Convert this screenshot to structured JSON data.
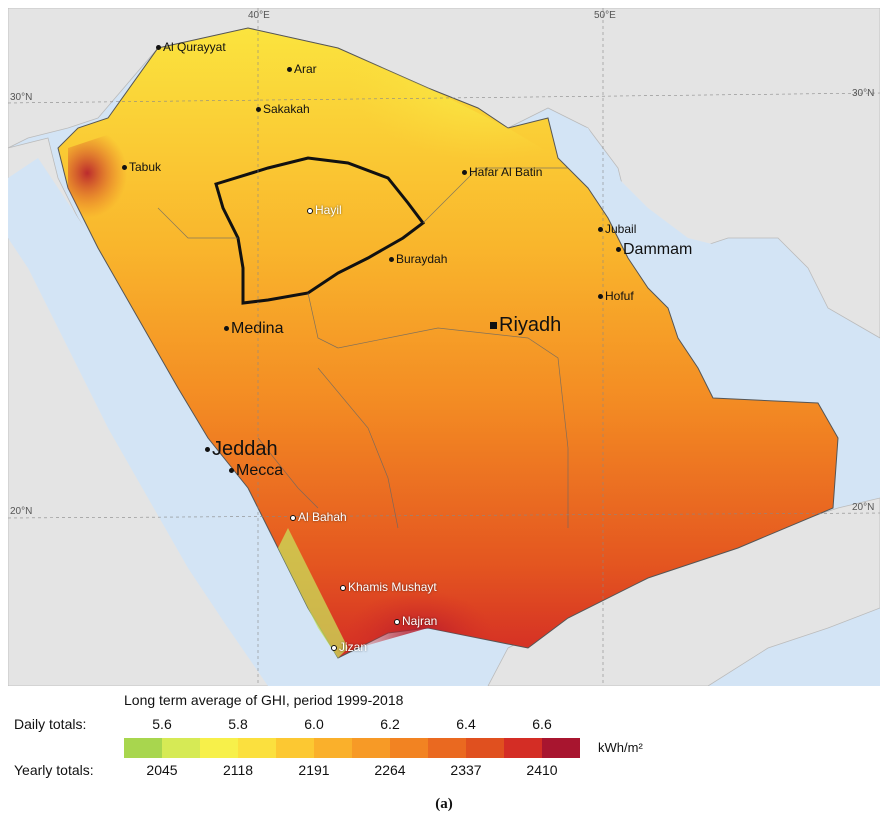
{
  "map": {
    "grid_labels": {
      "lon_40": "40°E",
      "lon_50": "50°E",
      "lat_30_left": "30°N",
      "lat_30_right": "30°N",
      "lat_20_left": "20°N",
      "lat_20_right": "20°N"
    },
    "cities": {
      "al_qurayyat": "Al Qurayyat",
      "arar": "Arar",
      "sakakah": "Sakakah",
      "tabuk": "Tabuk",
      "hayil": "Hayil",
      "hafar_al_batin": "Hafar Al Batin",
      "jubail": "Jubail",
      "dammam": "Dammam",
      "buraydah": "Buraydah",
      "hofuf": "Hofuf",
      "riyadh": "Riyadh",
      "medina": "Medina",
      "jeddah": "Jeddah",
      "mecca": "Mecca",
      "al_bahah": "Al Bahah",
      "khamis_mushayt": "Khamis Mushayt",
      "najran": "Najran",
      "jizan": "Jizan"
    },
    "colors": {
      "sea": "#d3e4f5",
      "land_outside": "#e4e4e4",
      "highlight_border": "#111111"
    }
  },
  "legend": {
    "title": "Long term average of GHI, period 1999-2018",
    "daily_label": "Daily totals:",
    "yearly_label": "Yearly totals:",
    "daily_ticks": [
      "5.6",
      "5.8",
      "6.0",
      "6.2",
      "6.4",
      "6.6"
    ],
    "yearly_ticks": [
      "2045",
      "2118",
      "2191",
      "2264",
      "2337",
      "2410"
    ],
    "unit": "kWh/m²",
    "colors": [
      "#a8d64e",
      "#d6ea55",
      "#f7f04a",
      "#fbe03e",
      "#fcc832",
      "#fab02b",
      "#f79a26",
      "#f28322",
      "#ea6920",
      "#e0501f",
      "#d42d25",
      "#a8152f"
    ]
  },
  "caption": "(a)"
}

....

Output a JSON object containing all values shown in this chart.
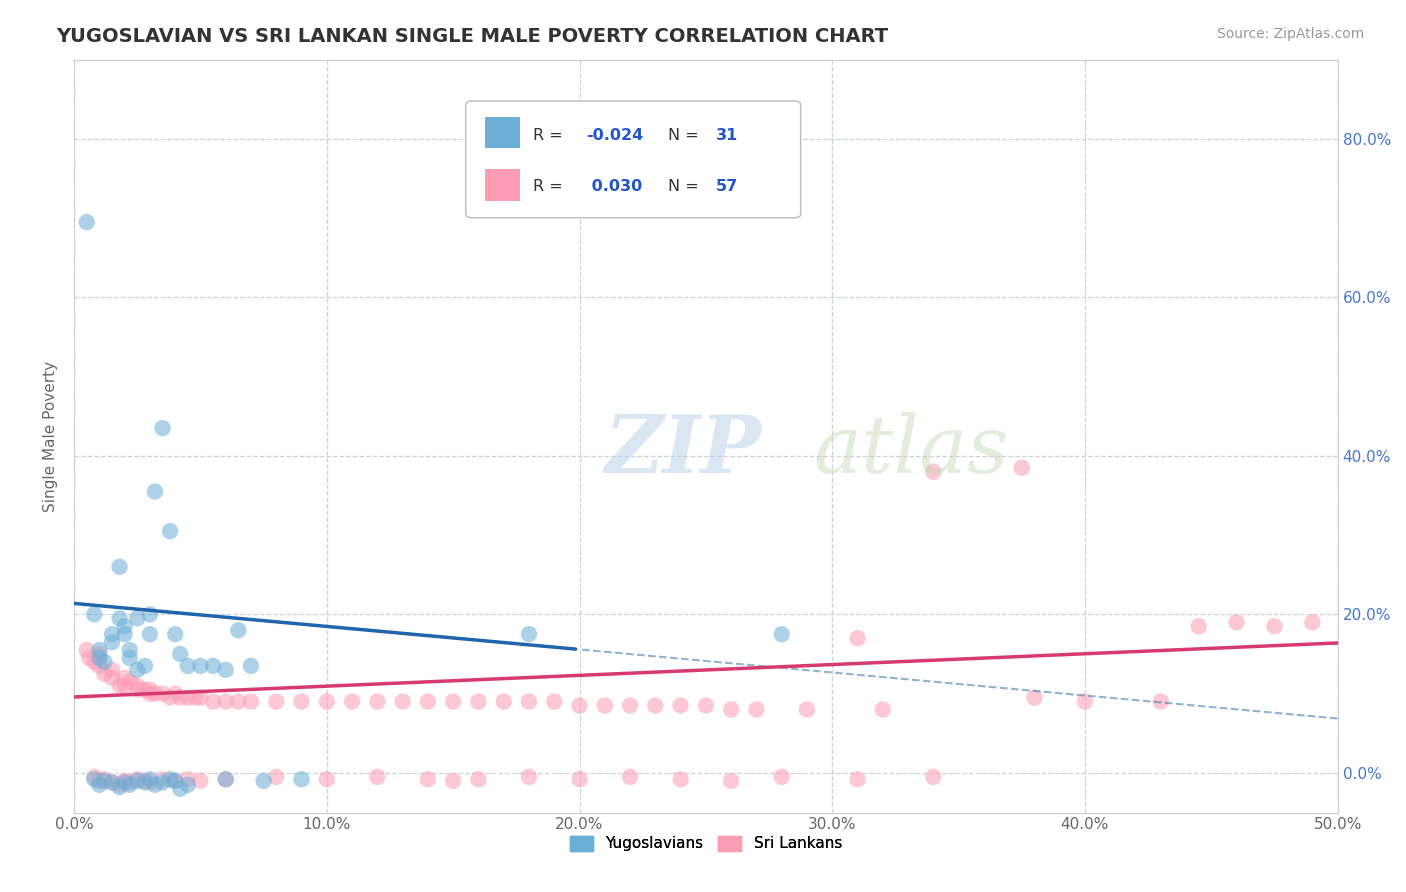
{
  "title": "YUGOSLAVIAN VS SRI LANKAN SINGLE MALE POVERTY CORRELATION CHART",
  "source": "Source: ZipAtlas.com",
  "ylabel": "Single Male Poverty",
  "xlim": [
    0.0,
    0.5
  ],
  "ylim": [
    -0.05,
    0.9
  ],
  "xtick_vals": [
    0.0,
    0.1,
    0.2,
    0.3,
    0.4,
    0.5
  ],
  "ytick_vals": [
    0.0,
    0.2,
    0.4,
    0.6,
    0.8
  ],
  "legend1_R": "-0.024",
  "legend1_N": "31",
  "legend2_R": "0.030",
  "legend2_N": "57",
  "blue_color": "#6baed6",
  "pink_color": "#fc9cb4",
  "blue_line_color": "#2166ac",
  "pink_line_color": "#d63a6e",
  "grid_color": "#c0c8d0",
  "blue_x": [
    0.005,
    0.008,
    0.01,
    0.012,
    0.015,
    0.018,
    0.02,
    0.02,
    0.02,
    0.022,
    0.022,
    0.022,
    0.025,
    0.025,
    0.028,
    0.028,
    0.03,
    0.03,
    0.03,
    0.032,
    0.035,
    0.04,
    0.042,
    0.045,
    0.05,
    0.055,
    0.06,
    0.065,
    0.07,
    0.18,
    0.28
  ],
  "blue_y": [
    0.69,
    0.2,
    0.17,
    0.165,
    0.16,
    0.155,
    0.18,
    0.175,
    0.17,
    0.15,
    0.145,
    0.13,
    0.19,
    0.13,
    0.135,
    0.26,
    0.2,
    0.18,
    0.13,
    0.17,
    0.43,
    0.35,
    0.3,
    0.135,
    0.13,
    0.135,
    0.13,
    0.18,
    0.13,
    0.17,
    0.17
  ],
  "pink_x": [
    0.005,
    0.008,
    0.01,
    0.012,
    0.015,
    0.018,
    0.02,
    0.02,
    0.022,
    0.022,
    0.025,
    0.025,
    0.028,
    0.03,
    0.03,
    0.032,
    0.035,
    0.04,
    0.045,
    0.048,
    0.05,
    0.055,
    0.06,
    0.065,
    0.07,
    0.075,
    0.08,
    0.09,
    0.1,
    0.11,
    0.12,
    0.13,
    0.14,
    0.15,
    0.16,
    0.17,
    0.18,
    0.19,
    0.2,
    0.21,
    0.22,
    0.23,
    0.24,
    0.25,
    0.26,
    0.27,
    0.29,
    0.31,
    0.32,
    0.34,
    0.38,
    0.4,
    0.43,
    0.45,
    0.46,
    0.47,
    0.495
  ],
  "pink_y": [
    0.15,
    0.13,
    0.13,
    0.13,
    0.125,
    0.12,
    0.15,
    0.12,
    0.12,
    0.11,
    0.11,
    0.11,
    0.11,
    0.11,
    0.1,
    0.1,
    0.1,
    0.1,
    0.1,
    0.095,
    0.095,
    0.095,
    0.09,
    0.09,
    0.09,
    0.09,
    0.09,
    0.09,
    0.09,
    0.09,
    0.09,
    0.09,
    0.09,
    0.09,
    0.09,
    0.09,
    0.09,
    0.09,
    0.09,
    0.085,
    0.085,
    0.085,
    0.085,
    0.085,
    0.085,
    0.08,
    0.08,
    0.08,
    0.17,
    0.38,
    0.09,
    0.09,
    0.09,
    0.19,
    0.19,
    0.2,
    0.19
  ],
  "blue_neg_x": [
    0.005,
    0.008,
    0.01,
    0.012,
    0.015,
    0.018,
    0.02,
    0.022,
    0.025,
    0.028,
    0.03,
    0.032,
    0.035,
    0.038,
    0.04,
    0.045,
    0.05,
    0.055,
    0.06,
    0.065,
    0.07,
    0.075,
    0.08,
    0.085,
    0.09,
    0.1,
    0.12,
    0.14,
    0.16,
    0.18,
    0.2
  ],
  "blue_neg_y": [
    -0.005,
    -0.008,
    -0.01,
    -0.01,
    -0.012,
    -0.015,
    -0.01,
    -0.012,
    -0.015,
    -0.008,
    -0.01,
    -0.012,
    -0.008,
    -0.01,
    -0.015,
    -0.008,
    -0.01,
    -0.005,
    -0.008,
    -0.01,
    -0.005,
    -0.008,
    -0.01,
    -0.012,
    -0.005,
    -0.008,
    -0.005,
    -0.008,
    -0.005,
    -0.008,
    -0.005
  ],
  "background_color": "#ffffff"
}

....

Given task :: Show the lines from the data above that contain the string "this".

Output below ::
Convert this screenshot to structured JSON data.
Output a JSON object containing all values shown in this chart.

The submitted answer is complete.